▶ [WORK ITEM]: Update the Bolotomy text by reproducing it starting at "Boating on the" and ending at "they could be.", with "photographs" replaced by "pictures".

▶ [SELECTED EXTRACT]:
******************************

Idyllic Landscapes, Arcadia, Shangri-La, Beauty Spots
Just north of Hargrove Road is a spot that we must admit is lovely, where the river runs clear and cool and deep through a small clearing. On a summer day, with iridescent dragonflies gleaming in the sun, it can be an idyllic spot for a cooling swim.
Boating on the Bolotomy
These could be photographs taken at that idyllic spot just north of Hargrove Road. They are not photographs taken at that idyllic spot just north of Hargrove Road, but they could be.
Lighten the Load, Jettison, Jetsam
Raskol sighed. “We’ve got to jettison some of this rubbish,” he said. He reached for the nearest bag and tossed it over the side.
“Hey, wait!” I cried. “Don’t just toss things out indiscriminately. We’re going to need some of this stuff. We’ve got to go through each of the bags and sort out the essentials from the inessential items. Then we’ve got to figure out a plan for rationing our food and water so that we know how much we can do without.”
“All right,” he said. “Here’s the plan—we’ll throw out all the food and trust to luck.”
I sighed. I began picking through the supplies and packing the nonessentials into one of the bags. Raskol sat in his end of the boat and watched.Little Follies, “Life on the Bolotomy”
Like Peter and Raskol, John Jeffries and Jean-Pierre Blanchard faced the necessity of deciding what to jettison during their attempt to cross the English Channel from Dover to Calais, in 1785, when their balloon began to sink:
The balloon . . . picking up a gentle southerly airstream began to drift towards Calais, but steadily lost height over the sea. By two-thirds of the way across they had progressively jettisoned all the sand ballast, all their food, and most of their technical equipment, except the precious barometer and one bottle of brandy. But the balloon continued to drop, until it was well below the level of the approaching cliffs of the Pas de Calais. They now began to perform a kind of aerial striptease, as Jeffries recorded in his flight diary. ‘. . . yet still approaching the sea very fast, . . . my little hero stripped and threw away his coat (great one). On this I was compelled to follow his example. He next cast away his trowsers. . . .’
With nothing remaining as ballast except the bottle of brandy, they were left standing in their underclothes, wearing only their cork jackets.

******************************

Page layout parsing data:
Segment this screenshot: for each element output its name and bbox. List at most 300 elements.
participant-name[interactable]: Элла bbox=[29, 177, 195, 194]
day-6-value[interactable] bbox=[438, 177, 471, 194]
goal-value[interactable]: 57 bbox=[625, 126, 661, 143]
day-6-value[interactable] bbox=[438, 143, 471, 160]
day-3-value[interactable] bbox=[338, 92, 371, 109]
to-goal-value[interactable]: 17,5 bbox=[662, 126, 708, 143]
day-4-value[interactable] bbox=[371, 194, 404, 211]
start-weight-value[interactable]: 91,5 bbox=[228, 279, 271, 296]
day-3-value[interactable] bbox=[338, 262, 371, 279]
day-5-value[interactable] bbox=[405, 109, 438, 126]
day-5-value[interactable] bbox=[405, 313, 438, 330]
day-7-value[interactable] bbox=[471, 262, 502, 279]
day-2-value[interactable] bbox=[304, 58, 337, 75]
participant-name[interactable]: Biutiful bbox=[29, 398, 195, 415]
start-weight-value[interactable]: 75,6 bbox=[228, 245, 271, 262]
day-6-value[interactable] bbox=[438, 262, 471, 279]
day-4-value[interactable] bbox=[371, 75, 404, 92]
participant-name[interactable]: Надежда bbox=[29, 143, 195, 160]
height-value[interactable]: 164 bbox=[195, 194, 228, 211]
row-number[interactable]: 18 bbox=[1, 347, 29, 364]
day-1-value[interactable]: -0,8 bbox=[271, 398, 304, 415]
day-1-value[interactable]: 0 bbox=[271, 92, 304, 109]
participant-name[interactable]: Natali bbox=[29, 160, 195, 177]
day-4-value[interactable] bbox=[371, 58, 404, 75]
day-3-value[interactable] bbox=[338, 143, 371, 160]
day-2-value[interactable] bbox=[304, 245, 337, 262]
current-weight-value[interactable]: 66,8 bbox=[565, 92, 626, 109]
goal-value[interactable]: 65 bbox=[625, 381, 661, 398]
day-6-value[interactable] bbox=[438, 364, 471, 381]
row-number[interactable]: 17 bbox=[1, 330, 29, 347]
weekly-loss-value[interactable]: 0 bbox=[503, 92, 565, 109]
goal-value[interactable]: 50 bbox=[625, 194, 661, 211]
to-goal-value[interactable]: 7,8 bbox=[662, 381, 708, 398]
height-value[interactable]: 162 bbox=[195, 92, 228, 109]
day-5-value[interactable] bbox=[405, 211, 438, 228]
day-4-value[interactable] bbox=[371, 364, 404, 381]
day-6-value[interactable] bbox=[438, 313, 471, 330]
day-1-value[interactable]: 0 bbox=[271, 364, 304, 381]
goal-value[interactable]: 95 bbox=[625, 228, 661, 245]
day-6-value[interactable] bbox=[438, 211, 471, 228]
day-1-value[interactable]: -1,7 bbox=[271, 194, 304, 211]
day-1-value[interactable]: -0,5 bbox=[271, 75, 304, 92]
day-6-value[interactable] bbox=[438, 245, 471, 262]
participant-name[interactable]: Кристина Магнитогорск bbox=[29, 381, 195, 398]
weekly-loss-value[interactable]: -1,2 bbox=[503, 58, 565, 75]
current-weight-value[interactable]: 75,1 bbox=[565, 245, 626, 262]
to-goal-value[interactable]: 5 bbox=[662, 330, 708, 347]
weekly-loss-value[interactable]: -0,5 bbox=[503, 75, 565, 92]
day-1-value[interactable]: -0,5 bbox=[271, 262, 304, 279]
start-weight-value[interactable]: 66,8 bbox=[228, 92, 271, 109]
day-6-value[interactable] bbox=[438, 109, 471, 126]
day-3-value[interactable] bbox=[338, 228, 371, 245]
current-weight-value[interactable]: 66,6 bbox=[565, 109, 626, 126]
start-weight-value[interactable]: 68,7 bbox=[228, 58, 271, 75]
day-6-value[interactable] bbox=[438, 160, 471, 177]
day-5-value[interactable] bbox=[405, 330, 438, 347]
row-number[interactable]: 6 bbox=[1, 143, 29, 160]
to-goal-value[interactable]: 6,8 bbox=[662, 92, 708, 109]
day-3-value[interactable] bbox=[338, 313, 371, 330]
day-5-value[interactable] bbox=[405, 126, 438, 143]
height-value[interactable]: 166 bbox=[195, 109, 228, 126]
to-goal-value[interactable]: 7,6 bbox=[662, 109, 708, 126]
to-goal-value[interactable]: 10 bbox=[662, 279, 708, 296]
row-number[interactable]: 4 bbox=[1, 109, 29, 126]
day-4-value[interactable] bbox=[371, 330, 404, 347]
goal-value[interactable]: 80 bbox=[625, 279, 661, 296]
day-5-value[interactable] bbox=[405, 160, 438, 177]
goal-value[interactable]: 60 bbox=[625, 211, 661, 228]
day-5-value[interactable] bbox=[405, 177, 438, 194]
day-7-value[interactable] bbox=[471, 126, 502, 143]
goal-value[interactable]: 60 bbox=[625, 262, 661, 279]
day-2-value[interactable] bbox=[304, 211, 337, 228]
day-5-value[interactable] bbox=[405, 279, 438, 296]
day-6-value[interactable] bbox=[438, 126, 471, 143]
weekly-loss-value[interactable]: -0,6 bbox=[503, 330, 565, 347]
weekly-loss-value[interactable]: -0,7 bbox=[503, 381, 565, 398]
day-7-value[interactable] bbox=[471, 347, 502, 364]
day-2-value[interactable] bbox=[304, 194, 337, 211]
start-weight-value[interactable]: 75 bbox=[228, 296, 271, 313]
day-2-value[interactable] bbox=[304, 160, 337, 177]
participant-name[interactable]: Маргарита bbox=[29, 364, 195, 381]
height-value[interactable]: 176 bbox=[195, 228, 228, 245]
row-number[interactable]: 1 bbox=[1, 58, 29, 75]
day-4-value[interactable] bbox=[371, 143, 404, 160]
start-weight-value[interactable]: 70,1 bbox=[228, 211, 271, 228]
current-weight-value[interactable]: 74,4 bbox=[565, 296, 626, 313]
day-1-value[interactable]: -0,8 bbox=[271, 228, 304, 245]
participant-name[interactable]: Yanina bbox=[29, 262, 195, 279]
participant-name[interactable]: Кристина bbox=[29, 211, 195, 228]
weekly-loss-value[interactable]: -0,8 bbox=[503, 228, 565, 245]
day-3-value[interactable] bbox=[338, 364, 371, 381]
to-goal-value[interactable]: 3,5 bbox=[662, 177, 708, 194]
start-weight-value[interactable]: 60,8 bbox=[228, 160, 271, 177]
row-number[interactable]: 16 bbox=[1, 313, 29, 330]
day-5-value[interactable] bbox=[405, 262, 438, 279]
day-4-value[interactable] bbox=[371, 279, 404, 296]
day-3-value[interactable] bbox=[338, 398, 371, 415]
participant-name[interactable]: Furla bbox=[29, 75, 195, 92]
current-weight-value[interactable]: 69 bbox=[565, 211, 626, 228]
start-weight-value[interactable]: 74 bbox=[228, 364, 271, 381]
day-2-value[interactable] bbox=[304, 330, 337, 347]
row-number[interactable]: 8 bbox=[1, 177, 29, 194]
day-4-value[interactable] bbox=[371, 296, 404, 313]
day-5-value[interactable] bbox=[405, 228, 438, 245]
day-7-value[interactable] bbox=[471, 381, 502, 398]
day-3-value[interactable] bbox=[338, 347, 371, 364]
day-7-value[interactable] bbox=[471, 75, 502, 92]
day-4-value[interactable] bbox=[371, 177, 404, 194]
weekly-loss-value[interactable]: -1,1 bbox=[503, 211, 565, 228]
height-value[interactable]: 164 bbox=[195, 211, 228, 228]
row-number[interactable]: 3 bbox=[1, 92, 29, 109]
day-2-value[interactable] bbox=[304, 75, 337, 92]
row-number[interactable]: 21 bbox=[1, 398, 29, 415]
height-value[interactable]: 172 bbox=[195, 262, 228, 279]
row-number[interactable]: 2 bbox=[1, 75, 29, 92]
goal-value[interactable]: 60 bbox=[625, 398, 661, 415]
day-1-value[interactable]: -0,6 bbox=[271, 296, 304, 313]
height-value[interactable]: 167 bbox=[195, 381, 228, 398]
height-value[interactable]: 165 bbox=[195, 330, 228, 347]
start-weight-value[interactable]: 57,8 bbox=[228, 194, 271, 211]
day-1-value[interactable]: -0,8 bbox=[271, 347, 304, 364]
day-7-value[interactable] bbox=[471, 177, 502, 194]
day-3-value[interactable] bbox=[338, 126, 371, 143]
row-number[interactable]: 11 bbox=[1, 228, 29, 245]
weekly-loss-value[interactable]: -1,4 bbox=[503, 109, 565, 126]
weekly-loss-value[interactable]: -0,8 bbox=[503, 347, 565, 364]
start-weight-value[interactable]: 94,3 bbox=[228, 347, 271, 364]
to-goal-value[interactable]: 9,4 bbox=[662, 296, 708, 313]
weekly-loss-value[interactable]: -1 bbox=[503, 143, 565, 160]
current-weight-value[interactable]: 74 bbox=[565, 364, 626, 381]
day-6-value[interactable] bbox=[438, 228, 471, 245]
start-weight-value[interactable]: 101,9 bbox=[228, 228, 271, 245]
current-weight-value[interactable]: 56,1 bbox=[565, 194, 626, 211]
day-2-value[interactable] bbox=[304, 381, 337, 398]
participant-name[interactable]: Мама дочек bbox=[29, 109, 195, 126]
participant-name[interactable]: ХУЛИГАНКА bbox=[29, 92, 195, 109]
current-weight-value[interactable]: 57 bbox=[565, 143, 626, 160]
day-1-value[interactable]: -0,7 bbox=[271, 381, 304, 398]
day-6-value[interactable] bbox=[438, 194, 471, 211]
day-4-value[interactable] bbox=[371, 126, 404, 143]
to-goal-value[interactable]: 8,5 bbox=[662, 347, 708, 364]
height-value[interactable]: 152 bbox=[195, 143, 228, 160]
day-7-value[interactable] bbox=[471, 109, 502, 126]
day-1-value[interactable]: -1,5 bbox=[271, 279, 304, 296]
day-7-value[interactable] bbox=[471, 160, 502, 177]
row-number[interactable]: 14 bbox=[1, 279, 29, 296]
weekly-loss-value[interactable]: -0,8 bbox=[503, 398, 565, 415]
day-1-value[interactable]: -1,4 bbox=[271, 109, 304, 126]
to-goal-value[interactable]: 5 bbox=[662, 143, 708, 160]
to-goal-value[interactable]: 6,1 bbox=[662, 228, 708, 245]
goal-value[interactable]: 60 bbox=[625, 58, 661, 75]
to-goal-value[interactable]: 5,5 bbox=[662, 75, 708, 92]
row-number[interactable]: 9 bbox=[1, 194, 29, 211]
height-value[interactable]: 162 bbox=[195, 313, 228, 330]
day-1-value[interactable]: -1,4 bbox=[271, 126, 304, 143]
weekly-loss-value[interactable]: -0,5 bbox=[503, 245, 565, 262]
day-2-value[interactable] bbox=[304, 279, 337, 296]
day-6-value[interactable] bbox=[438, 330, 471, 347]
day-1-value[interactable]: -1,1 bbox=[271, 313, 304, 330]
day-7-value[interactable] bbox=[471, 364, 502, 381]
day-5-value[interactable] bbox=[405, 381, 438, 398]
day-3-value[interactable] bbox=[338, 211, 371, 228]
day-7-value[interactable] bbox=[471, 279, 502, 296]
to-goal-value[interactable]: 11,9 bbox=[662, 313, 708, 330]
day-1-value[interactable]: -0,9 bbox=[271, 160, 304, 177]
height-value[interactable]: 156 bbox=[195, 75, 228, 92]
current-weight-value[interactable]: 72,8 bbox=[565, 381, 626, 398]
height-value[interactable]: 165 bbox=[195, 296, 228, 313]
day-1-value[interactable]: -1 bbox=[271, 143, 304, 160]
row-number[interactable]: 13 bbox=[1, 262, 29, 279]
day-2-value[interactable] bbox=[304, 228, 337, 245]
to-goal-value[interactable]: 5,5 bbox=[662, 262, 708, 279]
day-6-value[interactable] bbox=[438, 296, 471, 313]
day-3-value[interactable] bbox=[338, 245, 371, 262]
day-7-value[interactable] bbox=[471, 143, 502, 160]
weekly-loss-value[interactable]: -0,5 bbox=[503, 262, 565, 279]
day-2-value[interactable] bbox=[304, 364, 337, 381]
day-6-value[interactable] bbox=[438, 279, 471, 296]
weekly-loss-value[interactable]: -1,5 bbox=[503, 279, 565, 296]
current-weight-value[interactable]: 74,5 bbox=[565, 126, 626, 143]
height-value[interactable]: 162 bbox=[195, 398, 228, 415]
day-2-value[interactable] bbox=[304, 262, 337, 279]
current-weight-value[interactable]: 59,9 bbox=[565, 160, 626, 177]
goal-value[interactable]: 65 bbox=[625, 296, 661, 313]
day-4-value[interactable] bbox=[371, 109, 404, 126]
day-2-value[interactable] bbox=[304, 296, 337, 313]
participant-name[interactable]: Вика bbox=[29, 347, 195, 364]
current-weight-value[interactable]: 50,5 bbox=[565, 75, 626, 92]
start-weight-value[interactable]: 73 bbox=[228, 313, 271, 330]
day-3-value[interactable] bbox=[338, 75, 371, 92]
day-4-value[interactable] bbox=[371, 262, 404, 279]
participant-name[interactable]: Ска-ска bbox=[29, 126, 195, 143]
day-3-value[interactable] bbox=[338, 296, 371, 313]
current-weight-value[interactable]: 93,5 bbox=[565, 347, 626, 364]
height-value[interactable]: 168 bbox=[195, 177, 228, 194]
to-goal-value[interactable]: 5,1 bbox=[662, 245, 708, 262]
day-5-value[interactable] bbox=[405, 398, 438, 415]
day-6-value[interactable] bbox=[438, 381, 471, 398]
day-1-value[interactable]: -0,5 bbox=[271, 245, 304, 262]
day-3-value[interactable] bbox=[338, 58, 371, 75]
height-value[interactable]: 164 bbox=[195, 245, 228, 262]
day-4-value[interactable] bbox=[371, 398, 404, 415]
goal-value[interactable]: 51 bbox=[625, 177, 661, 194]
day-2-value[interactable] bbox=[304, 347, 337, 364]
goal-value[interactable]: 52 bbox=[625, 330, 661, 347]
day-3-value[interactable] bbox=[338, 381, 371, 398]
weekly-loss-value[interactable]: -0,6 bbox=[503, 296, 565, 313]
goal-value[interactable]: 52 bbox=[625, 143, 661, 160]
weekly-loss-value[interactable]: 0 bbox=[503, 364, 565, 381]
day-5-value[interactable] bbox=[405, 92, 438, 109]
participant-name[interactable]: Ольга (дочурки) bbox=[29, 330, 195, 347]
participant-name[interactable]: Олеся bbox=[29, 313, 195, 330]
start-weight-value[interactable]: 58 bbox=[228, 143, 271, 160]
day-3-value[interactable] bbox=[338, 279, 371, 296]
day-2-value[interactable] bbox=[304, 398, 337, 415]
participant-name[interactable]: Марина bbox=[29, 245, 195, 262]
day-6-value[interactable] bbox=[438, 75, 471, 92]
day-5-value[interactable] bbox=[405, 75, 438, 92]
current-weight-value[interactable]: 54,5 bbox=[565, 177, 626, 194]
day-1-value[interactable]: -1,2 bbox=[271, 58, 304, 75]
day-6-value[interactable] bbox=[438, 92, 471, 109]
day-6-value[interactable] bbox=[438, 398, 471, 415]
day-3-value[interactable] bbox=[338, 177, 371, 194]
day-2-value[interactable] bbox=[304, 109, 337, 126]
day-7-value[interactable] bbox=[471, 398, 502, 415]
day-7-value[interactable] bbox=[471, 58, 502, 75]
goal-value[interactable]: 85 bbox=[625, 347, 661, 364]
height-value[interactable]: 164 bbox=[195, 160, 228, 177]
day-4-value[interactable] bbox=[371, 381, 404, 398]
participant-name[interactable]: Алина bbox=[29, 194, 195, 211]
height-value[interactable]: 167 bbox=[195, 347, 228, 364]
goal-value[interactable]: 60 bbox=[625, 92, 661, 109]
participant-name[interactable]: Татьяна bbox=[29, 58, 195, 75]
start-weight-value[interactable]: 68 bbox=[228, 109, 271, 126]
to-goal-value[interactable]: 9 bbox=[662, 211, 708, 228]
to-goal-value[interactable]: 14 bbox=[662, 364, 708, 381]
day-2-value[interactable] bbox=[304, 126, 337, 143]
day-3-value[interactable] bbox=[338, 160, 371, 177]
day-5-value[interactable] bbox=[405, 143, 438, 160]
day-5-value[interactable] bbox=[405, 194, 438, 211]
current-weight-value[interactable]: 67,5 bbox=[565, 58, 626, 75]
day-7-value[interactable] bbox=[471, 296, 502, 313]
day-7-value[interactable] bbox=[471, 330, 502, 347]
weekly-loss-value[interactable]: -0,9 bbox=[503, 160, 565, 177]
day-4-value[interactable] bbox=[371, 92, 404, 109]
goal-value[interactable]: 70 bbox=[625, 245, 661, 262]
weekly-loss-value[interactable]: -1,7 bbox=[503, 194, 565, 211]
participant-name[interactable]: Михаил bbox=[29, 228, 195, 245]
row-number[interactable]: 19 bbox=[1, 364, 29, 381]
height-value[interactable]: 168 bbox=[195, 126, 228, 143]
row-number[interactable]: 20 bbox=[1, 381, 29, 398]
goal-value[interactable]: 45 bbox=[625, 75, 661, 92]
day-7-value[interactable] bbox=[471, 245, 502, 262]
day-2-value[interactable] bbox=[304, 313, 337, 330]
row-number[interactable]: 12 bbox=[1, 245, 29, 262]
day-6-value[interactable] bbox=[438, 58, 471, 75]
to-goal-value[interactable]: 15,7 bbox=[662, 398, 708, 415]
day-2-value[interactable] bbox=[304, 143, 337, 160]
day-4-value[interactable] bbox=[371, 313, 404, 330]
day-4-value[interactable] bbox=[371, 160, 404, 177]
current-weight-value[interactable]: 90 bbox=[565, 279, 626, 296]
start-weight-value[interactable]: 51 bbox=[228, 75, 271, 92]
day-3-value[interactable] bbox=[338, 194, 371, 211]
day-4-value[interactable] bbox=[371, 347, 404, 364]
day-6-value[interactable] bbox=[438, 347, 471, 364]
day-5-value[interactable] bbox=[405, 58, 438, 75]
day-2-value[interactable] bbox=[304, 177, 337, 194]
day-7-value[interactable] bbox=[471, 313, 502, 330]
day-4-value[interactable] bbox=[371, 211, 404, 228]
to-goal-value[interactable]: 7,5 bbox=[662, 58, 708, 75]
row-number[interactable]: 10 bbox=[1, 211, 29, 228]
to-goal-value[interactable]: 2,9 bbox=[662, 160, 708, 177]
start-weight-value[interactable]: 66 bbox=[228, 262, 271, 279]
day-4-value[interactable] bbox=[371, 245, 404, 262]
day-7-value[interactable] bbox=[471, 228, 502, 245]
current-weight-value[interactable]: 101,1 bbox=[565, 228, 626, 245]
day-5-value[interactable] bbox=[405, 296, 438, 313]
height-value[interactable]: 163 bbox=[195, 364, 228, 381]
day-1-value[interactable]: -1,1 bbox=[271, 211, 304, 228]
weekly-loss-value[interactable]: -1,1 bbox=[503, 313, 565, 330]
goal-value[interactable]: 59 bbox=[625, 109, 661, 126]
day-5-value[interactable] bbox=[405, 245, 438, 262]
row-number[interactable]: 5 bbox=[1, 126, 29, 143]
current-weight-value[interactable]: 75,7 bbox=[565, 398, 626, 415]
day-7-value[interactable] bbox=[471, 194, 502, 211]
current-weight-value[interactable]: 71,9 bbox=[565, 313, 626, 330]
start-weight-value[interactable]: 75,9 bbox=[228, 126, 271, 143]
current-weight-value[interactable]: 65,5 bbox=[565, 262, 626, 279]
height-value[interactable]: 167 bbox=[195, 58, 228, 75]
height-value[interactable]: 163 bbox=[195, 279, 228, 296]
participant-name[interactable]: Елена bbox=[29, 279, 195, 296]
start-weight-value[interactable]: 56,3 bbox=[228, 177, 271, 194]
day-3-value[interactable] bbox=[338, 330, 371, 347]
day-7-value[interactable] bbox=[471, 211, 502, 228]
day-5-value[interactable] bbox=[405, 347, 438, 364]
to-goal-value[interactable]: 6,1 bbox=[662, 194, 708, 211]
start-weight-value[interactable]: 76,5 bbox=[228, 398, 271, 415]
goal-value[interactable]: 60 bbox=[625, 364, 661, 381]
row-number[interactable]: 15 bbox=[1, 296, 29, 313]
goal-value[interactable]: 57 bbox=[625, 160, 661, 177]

******************************

▶ [SOLUTION TO THE PROBLEM]:
Boating on the Bolotomy
These could be pictures taken at that idyllic spot just north of Hargrove Road. They are not pictures taken at that idyllic spot just north of Hargrove Road, but they could be.